* _Requirements_:
a) From the wildfire blog post below, list the things the author says she still has and is grateful for.
b) According to the wildfire blog post below, how long did it take Jen and Jeff to build their house?

* _Document segment_:
My heart goes out with loving empathy to my neighbors & friends who lost their homes, and others who like me, have had to endure these tortuously bleak and dark smoke-filled days, and still displaced from the wildfire evacuation. I just found out that our house has burned down. There is nothing left. The landscape took a lashing, as did my sanity and sense of confidence in the world.
Thank you again all of you who had left a note on the Ten Acres & A Trailer, for those notes were a reminder that life was still happening during the numbest time of my whole life. In closing, I never really talked much here about the house, but it is so very special because Jeff and I built it ourselves, and it took us nearly six years to do it, working every weekend, every holiday & summer vacation.
But I am healthy, and so am facing forward with gratitude the size of Mt Veeder itself that I still have the ones I love near me, friends who have not lost their home, and a future, even if unknown.
ps. I will look forward to answering all of your comments soon, thank you so much for them, they are giving me a lot of strength ~~ xx Jen
Oh Sweet Pea. I can’t stop crying. Your beautiful home was such a haven of quiet elegance, and light filled comfort. I felt wrapped in welcoming hugs every time I came to visit, but remember that your home was the expression of YOU, and YOU are still standing. I love you bushels and bushels. The most important part is that you and your beautiful quiet elegance is still here for us to hug and adore………… LOVE YOU!
I don’t want to leave, we still have the fire-lashed landscape, and the neighbors (like you!) still there! I will be hovering near, and Jeff promised me that trailer to park up there soon so I can be on the land, regardless of temporary homes, and all that mess while the house (eventually) gets rebuilt. You give me a lot of strength, LOVE BACK ~~ xx
Oh no! Your beautiful, beautiful home! We so hoped for a different ending for you! My heart goes out to you, Jen. (It would be a kindness to your readers if you answered the questions about things we might be able help you replace — it’s awful to watch helplessly from afar.)
Laine, thank you so much. Yes, I myself went back and forth between thinking it could still be standing, if only I could see the satellite image differently, or with positive thinking, make it come true. But, fresh new beginnings are imminent and with a lot fewer possessions. I don’t know what to ask for from all my lovely generous friends here, but forthcoming is a design I was working on just before the fire, and perhaps the sale of that little pattern will be some way to raise some dollars so that I can restock my knitting studio of what I need, just the basics. Thank you again, xx
Jen, I’m so, so sorry.
I wish our unique & separate sorrows could nullify each other …
I am so sorry words can’t begin to convey.
My world was always a better place knowing my sister from another mother was safe and living in her beautiful home on Mt Veeder.
My heart breaks for you. I do hope you decide
To rebuild I would love to visit you again this time I’ll bring my carpenters belt and tools.

* _Supplied information_:
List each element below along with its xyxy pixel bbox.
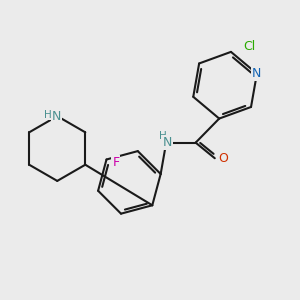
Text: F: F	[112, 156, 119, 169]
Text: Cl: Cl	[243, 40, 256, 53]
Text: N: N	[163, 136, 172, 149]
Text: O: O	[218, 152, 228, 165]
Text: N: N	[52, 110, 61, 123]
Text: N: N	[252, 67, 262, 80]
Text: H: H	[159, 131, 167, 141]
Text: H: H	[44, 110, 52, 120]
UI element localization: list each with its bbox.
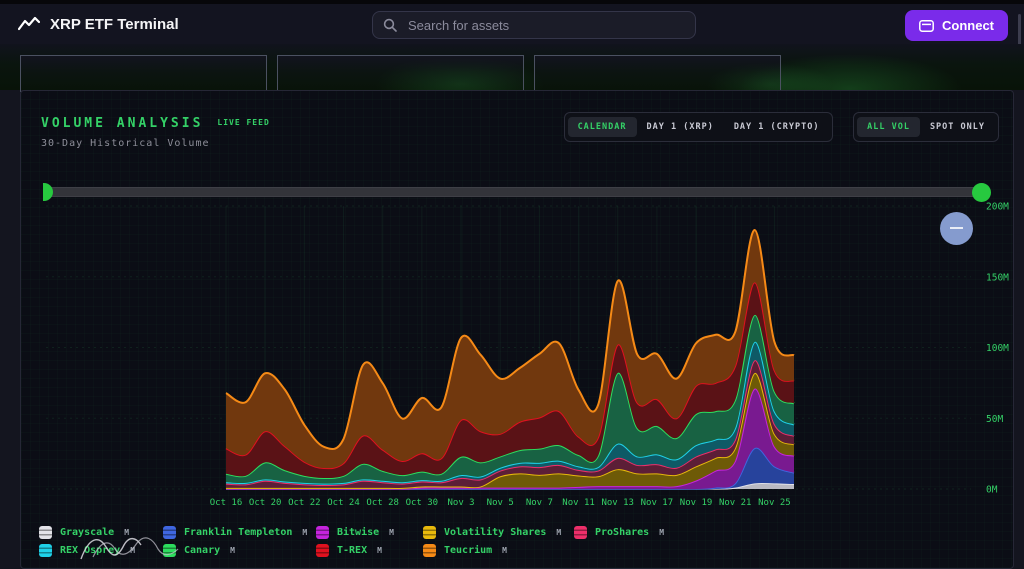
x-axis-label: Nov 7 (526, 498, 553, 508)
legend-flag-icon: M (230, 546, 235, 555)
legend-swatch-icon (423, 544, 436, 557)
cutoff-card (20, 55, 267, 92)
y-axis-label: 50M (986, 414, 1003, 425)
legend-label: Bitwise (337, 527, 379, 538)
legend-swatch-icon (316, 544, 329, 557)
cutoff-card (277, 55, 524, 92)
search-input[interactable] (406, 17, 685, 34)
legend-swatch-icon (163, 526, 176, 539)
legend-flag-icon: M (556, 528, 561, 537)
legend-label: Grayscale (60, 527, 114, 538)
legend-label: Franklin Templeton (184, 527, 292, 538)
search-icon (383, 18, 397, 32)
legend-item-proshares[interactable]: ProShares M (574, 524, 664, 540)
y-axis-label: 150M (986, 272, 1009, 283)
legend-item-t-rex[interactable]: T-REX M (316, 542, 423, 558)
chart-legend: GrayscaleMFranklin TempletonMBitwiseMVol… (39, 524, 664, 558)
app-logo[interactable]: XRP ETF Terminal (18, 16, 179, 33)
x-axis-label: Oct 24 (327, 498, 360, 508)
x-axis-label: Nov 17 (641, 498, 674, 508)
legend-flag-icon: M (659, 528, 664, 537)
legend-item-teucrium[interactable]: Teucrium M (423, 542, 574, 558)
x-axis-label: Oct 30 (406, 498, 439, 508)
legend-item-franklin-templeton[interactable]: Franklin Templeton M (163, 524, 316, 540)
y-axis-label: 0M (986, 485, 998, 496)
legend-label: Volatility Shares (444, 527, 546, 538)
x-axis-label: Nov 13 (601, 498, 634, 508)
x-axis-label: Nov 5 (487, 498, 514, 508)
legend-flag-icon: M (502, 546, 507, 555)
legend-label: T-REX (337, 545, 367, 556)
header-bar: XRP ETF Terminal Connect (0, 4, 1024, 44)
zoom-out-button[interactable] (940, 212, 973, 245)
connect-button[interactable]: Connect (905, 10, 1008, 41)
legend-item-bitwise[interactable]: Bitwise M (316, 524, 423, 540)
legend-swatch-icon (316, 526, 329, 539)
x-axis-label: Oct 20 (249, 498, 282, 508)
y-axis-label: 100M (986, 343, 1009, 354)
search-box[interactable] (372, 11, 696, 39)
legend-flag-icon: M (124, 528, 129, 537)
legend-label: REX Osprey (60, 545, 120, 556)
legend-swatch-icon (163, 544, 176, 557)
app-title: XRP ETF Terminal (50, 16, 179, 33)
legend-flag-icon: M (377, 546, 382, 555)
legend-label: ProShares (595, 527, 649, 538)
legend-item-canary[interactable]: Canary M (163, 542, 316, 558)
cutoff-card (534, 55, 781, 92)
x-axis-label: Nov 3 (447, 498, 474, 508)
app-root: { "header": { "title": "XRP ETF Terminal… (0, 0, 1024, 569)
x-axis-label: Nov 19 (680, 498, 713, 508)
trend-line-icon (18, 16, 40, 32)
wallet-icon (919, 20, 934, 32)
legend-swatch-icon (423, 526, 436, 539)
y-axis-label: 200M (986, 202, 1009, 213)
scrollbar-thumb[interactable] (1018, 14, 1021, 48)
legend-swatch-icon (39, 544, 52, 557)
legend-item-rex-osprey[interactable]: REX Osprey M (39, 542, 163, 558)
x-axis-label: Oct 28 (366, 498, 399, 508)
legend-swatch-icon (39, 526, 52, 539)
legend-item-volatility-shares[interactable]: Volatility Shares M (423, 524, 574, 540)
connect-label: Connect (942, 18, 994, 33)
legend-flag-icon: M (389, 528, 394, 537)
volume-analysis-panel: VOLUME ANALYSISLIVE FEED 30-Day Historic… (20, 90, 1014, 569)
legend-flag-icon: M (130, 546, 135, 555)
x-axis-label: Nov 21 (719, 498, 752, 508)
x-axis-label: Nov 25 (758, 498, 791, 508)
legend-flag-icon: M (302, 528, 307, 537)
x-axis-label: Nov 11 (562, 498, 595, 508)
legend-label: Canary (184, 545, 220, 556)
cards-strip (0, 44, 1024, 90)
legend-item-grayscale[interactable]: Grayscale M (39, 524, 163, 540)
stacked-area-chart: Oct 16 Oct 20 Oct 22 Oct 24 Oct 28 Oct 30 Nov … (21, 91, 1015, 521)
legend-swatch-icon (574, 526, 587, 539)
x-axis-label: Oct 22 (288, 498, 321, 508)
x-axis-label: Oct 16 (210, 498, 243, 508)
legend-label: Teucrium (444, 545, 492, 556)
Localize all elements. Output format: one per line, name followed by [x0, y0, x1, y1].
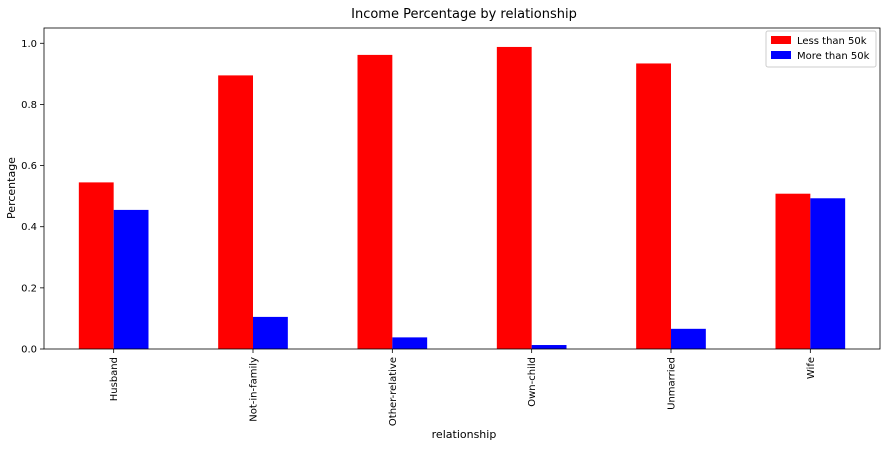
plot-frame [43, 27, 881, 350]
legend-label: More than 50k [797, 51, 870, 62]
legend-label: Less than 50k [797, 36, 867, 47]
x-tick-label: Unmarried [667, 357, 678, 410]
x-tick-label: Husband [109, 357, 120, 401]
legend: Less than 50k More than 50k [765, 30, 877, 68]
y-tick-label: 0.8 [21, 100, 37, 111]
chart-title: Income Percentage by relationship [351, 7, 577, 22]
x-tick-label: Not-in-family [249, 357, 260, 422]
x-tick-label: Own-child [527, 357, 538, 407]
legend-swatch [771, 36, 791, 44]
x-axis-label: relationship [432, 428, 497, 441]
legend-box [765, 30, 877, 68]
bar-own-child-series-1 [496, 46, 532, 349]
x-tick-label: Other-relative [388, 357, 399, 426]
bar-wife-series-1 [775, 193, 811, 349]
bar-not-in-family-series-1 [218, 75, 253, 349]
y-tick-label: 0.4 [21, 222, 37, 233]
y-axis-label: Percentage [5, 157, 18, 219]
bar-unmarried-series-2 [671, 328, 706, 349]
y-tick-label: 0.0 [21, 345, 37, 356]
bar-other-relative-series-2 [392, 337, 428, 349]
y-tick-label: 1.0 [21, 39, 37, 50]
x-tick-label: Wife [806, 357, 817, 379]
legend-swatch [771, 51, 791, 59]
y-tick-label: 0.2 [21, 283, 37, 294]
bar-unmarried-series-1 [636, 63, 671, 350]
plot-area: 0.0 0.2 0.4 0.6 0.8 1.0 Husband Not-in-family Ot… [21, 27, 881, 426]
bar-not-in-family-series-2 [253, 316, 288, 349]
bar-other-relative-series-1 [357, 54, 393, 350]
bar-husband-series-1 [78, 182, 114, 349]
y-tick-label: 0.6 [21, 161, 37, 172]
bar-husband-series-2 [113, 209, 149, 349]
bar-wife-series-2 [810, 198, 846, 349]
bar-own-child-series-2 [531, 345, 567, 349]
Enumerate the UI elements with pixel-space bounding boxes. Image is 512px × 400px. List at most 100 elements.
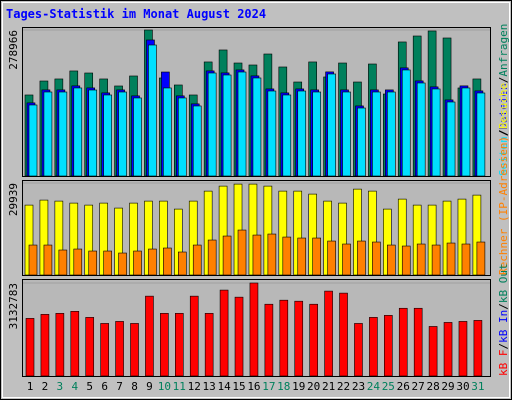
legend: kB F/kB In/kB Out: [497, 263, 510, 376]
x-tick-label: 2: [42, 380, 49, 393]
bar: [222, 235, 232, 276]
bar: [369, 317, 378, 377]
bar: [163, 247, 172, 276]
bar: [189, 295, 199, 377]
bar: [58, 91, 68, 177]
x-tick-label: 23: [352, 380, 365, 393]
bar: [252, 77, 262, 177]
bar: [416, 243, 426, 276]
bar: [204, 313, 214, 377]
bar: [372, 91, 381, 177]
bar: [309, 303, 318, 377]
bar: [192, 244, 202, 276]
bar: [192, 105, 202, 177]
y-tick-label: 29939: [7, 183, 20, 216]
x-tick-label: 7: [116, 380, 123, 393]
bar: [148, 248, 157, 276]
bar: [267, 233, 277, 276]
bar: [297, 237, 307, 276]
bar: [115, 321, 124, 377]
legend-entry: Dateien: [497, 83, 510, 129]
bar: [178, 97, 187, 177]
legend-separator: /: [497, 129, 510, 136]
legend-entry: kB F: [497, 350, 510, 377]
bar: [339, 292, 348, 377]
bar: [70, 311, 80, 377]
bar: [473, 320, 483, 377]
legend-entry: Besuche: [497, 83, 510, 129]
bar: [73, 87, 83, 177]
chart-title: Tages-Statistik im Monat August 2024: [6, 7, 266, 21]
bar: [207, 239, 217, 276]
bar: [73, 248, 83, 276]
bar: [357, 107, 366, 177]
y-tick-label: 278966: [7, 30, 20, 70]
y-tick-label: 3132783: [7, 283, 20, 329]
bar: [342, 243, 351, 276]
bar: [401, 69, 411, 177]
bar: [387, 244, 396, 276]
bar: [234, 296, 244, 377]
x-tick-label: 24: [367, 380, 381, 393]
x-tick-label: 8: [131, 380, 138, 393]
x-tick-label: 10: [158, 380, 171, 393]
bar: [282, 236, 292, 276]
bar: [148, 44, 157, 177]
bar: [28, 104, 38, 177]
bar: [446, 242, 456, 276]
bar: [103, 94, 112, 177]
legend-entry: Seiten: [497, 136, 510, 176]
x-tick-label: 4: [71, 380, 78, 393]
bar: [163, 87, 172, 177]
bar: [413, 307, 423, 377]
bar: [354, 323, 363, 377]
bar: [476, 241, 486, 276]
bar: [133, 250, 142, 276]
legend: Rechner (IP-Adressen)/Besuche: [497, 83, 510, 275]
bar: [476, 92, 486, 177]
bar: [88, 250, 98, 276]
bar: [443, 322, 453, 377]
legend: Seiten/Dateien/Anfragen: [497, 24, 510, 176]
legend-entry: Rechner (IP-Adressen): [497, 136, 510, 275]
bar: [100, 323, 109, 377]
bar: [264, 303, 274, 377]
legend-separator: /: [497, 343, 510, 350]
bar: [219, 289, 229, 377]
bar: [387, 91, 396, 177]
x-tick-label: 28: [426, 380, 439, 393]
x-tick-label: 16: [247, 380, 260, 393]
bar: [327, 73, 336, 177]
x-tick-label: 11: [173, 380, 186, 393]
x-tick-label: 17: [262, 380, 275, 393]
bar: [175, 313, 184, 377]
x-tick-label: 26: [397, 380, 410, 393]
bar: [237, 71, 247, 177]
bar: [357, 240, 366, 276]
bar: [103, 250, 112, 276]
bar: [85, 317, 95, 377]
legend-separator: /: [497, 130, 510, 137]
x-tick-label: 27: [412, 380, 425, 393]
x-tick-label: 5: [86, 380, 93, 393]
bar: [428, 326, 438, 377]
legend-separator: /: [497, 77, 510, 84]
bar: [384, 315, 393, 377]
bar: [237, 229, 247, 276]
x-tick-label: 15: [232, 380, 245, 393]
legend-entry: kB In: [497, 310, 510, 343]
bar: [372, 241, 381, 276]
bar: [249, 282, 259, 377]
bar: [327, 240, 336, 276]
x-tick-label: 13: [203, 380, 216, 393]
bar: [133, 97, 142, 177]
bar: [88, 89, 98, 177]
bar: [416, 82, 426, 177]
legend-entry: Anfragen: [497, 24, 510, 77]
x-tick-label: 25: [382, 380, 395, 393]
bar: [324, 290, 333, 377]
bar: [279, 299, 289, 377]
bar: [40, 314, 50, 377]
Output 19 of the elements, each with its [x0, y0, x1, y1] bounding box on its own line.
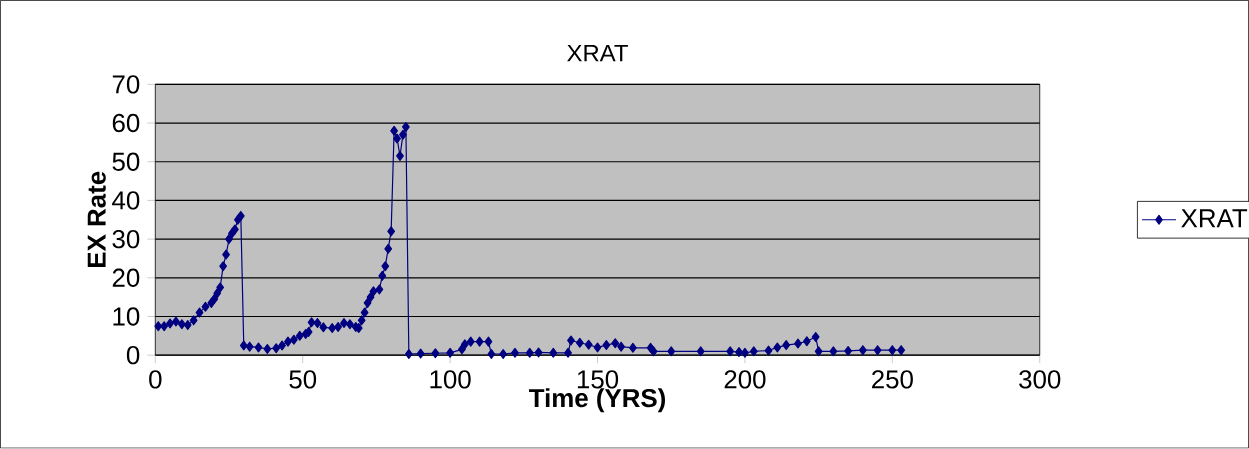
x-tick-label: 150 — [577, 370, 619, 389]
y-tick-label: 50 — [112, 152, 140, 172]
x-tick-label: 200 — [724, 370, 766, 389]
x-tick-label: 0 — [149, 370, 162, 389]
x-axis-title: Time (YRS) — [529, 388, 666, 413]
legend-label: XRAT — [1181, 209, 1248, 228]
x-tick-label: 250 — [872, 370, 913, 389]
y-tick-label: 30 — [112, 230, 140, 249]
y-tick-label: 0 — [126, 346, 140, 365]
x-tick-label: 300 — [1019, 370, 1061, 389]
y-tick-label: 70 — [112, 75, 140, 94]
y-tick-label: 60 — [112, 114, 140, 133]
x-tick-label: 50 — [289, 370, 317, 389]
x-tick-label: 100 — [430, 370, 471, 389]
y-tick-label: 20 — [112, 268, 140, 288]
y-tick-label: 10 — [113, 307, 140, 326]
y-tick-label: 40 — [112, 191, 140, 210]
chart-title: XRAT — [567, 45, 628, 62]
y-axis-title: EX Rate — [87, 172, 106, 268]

* _Full answers_:
a)
- The ones she loves near her
- Friends who have not lost their home
- A future, even if unknown

b) Nearly six years.